Page element annotations
------------------------------
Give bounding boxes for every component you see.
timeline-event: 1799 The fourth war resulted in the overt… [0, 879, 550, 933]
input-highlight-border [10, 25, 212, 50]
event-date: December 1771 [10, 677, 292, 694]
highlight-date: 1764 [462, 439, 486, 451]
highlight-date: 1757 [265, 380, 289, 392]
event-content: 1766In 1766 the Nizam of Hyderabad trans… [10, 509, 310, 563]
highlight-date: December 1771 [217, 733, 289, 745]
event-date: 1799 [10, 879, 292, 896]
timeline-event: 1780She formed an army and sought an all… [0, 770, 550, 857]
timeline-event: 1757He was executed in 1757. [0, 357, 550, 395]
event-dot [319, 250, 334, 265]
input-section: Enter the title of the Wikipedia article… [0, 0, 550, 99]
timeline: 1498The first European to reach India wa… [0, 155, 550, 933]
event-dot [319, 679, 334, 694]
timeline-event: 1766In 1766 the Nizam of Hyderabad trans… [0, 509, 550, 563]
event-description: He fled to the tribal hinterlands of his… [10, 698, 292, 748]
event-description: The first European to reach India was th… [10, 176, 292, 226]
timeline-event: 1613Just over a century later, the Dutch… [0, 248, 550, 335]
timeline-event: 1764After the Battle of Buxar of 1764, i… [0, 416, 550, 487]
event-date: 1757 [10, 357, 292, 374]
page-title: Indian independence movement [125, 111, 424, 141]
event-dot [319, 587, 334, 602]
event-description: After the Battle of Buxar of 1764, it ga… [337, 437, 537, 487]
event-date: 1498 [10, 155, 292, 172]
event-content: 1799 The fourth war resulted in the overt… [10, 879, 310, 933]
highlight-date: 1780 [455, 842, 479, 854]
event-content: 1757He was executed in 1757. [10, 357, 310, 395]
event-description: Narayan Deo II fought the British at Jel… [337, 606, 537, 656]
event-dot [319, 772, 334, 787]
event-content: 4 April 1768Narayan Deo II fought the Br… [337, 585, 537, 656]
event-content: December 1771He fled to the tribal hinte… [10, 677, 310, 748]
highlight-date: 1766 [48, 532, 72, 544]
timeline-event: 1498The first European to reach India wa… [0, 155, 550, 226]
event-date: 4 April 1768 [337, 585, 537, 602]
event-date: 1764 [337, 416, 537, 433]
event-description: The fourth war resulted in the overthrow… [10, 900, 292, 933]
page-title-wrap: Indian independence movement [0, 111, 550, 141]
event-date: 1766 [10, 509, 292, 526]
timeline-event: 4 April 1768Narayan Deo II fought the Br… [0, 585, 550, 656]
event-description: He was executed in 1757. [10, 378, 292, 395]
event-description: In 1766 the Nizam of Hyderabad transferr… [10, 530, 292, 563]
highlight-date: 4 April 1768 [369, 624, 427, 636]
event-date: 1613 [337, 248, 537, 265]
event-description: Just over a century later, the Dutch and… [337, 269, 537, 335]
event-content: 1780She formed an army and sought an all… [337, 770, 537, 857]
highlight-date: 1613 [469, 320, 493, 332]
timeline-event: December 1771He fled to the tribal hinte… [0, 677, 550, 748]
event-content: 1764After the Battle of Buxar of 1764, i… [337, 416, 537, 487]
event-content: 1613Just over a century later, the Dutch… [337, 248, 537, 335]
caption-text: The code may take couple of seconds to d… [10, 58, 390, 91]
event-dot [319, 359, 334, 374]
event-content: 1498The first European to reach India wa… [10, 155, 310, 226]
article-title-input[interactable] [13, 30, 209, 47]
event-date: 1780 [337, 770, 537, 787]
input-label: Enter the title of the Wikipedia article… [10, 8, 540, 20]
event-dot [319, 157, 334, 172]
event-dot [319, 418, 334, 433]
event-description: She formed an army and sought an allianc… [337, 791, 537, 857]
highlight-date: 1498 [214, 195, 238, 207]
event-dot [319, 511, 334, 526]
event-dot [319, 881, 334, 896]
------------------------------
Your task:
Reproduce verbatim the entries from the first line through the line containing "highlight-date: December 1771", including both of those lines.

Result:
Give bounding boxes for every component you see.
timeline-event: 1799 The fourth war resulted in the overt… [0, 879, 550, 933]
input-highlight-border [10, 25, 212, 50]
event-date: December 1771 [10, 677, 292, 694]
highlight-date: 1764 [462, 439, 486, 451]
highlight-date: 1757 [265, 380, 289, 392]
event-content: 1766In 1766 the Nizam of Hyderabad trans… [10, 509, 310, 563]
highlight-date: December 1771 [217, 733, 289, 745]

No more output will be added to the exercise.